## Begin RECORDS TO USE

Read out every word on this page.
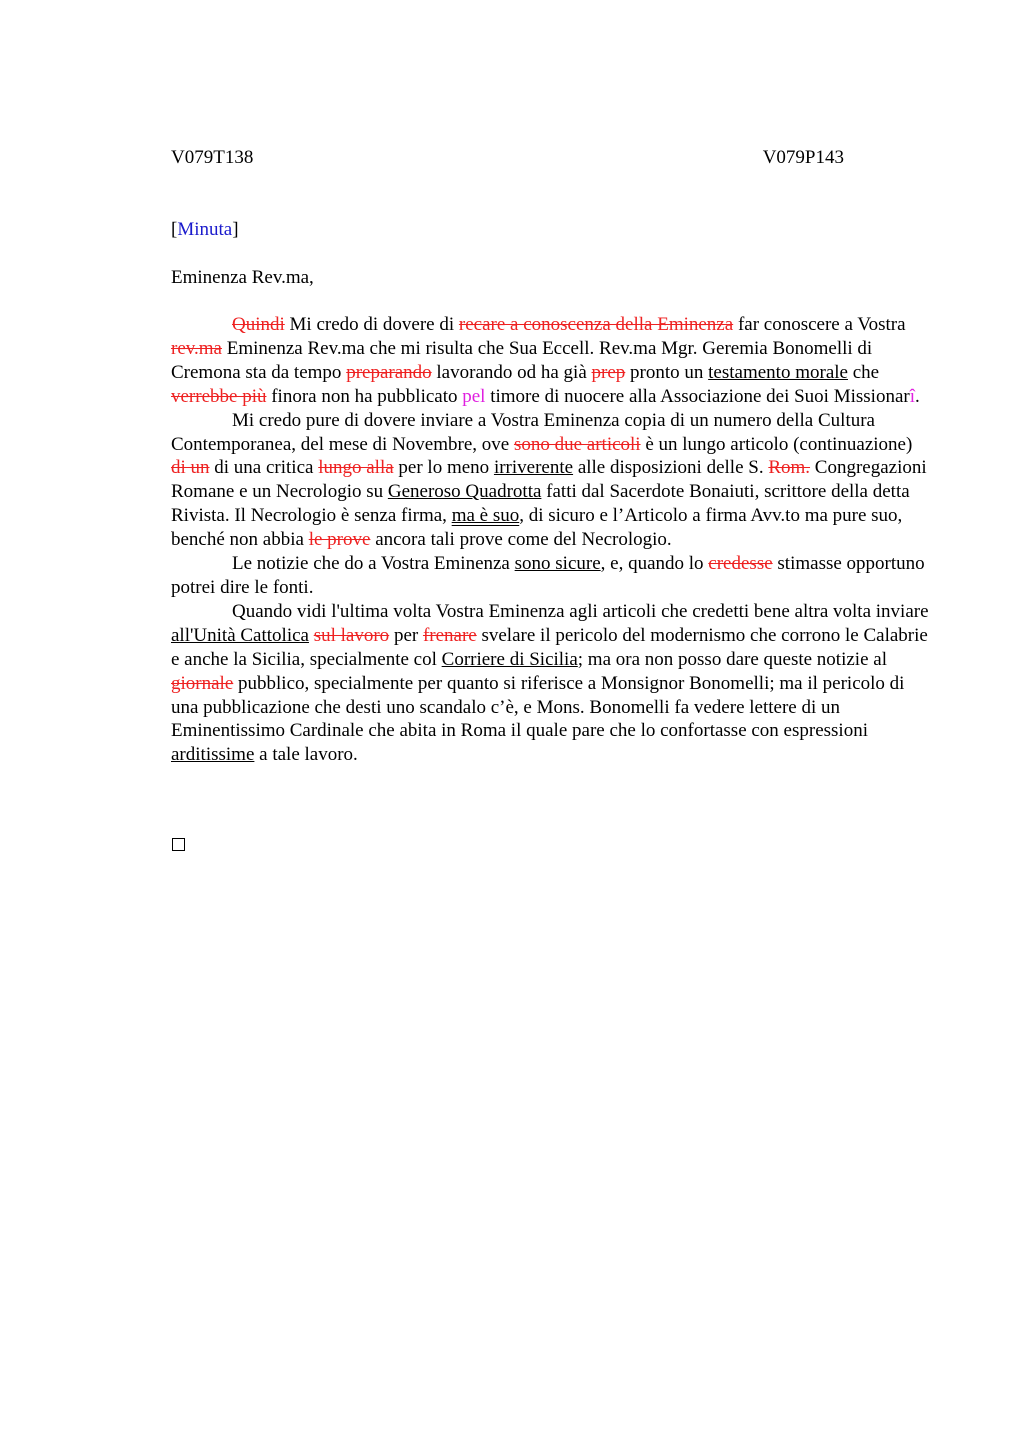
V079T138	V079P143
[Minuta]
Eminenza Rev.ma,

Quindi Mi credo di dovere di recare a conoscenza della Eminenza far conoscere a Vostra rev.ma Eminenza Rev.ma che mi risulta che Sua Eccell. Rev.ma Mgr. Geremia Bonomelli di Cremona sta da tempo preparando lavorando od ha già prep pronto un testamento morale che verrebbe più finora non ha pubblicato pel timore di nuocere alla Associazione dei Suoi Missionarî.

Mi credo pure di dovere inviare a Vostra Eminenza copia di un numero della Cultura Contemporanea, del mese di Novembre, ove sono due articoli è un lungo articolo (continuazione) di un di una critica lungo alla per lo meno irriverente alle disposizioni delle S. Rom. Congregazioni Romane e un Necrologio su Generoso Quadrotta fatti dal Sacerdote Bonaiuti, scrittore della detta Rivista. Il Necrologio è senza firma, ma è suo, di sicuro e l’Articolo a firma Avv.to ma pure suo, benché non abbia le prove ancora tali prove come del Necrologio.

Le notizie che do a Vostra Eminenza sono sicure, e, quando lo credesse stimasse opportuno potrei dire le fonti.

Quando vidi l'ultima volta Vostra Eminenza agli articoli che credetti bene altra volta inviare all'Unità Cattolica sul lavoro per frenare svelare il pericolo del modernismo che corrono le Calabrie e anche la Sicilia, specialmente col Corriere di Sicilia; ma ora non posso dare queste notizie al giornale pubblico, specialmente per quanto si riferisce a Monsignor Bonomelli; ma il pericolo di una pubblicazione che desti uno scandalo c’è, e Mons. Bonomelli fa vedere lettere di un Eminentissimo Cardinale che abita in Roma il quale pare che lo confortasse con espressioni arditissime a tale lavoro.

## End RECORDS TO USE

▶ **STATED TASK**: Find all lines holding the string "Eminenza" and copy them.

▶ **REPLY**:
Eminenza Rev.ma,
Quindi Mi credo di dovere di recare a conoscenza della Eminenza far conoscere a Vostra rev.ma Eminenza Rev.ma che mi risulta che Sua Eccell. Rev.ma Mgr. Geremia Bonomelli di Cremona sta da tempo preparando lavorando od ha già prep pronto un testamento morale che verrebbe più finora non ha pubblicato pel timore di nuocere alla Associazione dei Suoi Missionarî.
Mi credo pure di dovere inviare a Vostra Eminenza copia di un numero della Cultura Contemporanea, del mese di Novembre, ove sono due articoli è un lungo articolo (continuazione) di un di una critica lungo alla per lo meno irriverente alle disposizioni delle S. Rom. Congregazioni Romane e un Necrologio su Generoso Quadrotta fatti dal Sacerdote Bonaiuti, scrittore della detta Rivista. Il Necrologio è senza firma, ma è suo, di sicuro e l’Articolo a firma Avv.to ma pure suo, benché non abbia le prove ancora tali prove come del Necrologio.
Le notizie che do a Vostra Eminenza sono sicure, e, quando lo credesse stimasse opportuno potrei dire le fonti.
Quando vidi l'ultima volta Vostra Eminenza agli articoli che credetti bene altra volta inviare all'Unità Cattolica sul lavoro per frenare svelare il pericolo del modernismo che corrono le Calabrie e anche la Sicilia, specialmente col Corriere di Sicilia; ma ora non posso dare queste notizie al giornale pubblico, specialmente per quanto si riferisce a Monsignor Bonomelli; ma il pericolo di una pubblicazione che desti uno scandalo c’è, e Mons. Bonomelli fa vedere lettere di un Eminentissimo Cardinale che abita in Roma il quale pare che lo confortasse con espressioni arditissime a tale lavoro.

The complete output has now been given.